### MATERIAL PROVIDED
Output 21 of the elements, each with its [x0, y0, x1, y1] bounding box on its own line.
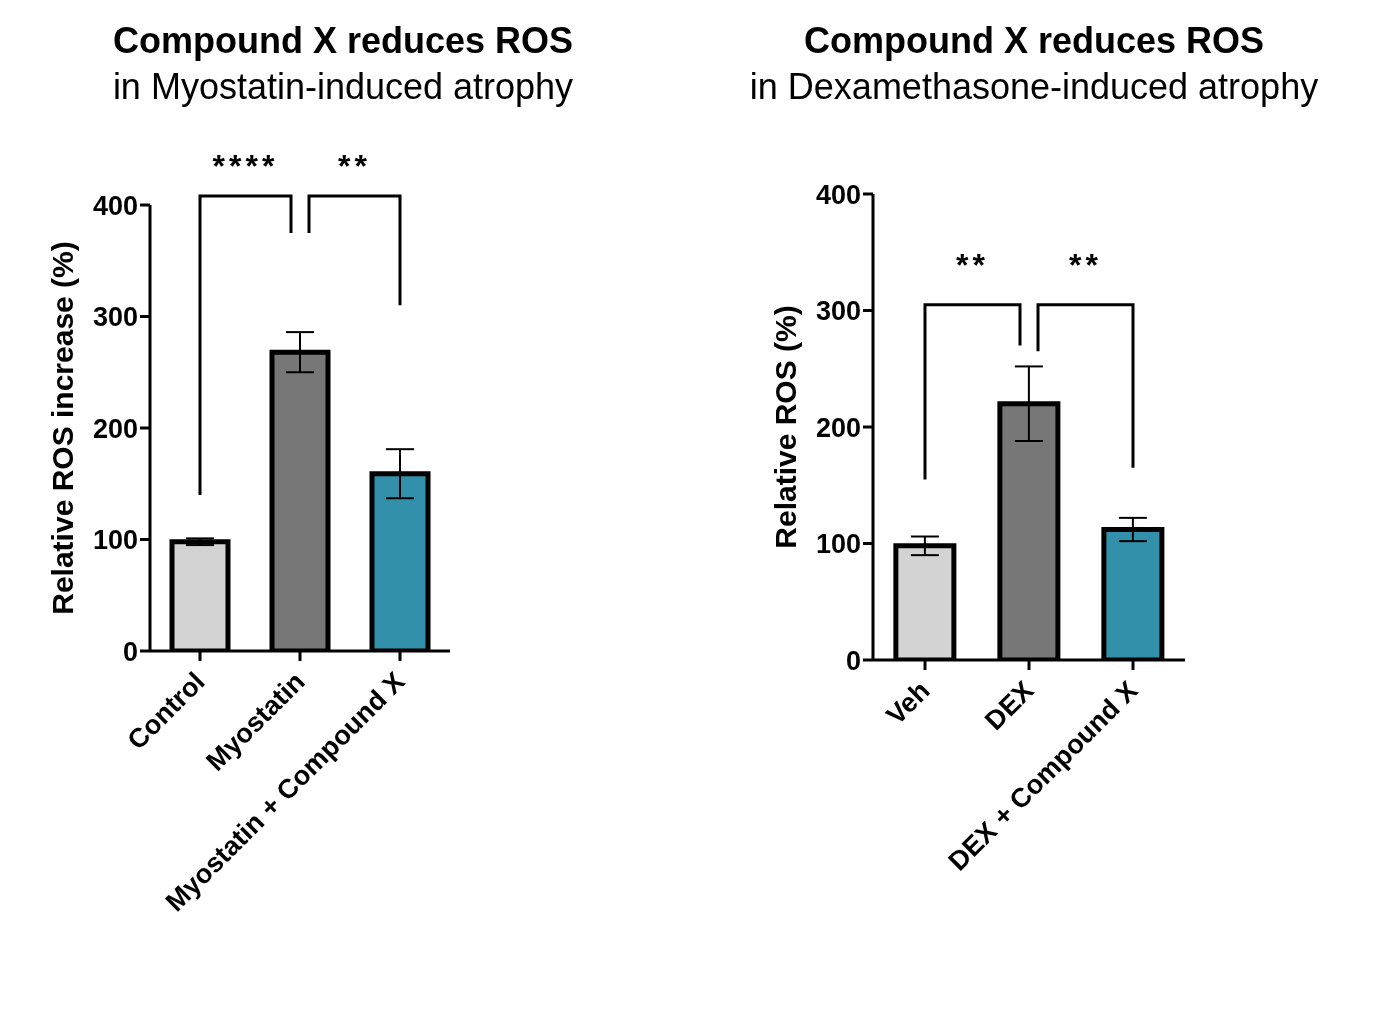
y-tick-label: 200 [92, 413, 138, 444]
chart-title: Compound X reduces ROS [111, 19, 575, 63]
x-tick-label: Veh [880, 675, 936, 731]
text: **** [212, 148, 279, 185]
y-tick-label: 0 [122, 636, 138, 667]
annotation: ** [956, 246, 989, 283]
chart-subtitle: in Myostatin-induced atrophy [111, 65, 575, 109]
chart-title: Compound X reduces ROS [802, 19, 1266, 63]
y-tick-label: 300 [92, 302, 138, 333]
annotation: ** [1069, 246, 1102, 283]
y-axis-title: Relative ROS increase (%) [45, 241, 79, 615]
y-tick-label: 200 [815, 412, 861, 443]
y-tick-label: 100 [92, 525, 138, 556]
y-tick-label: 300 [815, 296, 861, 327]
chart-subtitle: in Dexamethasone-induced atrophy [748, 65, 1320, 109]
y-tick-label: 400 [92, 190, 138, 221]
y-tick-label: 0 [845, 645, 861, 676]
y-axis-title: Relative ROS (%) [768, 305, 802, 549]
y-tick-label: 100 [815, 529, 861, 560]
y-tick-label: 400 [815, 179, 861, 210]
text: ** [338, 148, 371, 185]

### WORK TO DO
Copy every line of the data above word for word, omitting the picture.

### PROBLEM SOLUTION
Output 21 of the elements, each with its [x0, y0, x1, y1] bounding box on its own line.
y-tick-label: 200 [92, 413, 138, 444]
chart-title: Compound X reduces ROS [111, 19, 575, 63]
x-tick-label: Veh [880, 675, 936, 731]
text: **** [212, 148, 279, 185]
y-tick-label: 0 [122, 636, 138, 667]
annotation: ** [956, 246, 989, 283]
chart-subtitle: in Myostatin-induced atrophy [111, 65, 575, 109]
chart-title: Compound X reduces ROS [802, 19, 1266, 63]
y-tick-label: 300 [92, 302, 138, 333]
annotation: ** [1069, 246, 1102, 283]
y-axis-title: Relative ROS increase (%) [45, 241, 79, 615]
y-tick-label: 200 [815, 412, 861, 443]
y-tick-label: 100 [92, 525, 138, 556]
y-tick-label: 300 [815, 296, 861, 327]
chart-subtitle: in Dexamethasone-induced atrophy [748, 65, 1320, 109]
y-tick-label: 400 [92, 190, 138, 221]
y-tick-label: 0 [845, 645, 861, 676]
y-axis-title: Relative ROS (%) [768, 305, 802, 549]
y-tick-label: 100 [815, 529, 861, 560]
y-tick-label: 400 [815, 179, 861, 210]
text: ** [338, 148, 371, 185]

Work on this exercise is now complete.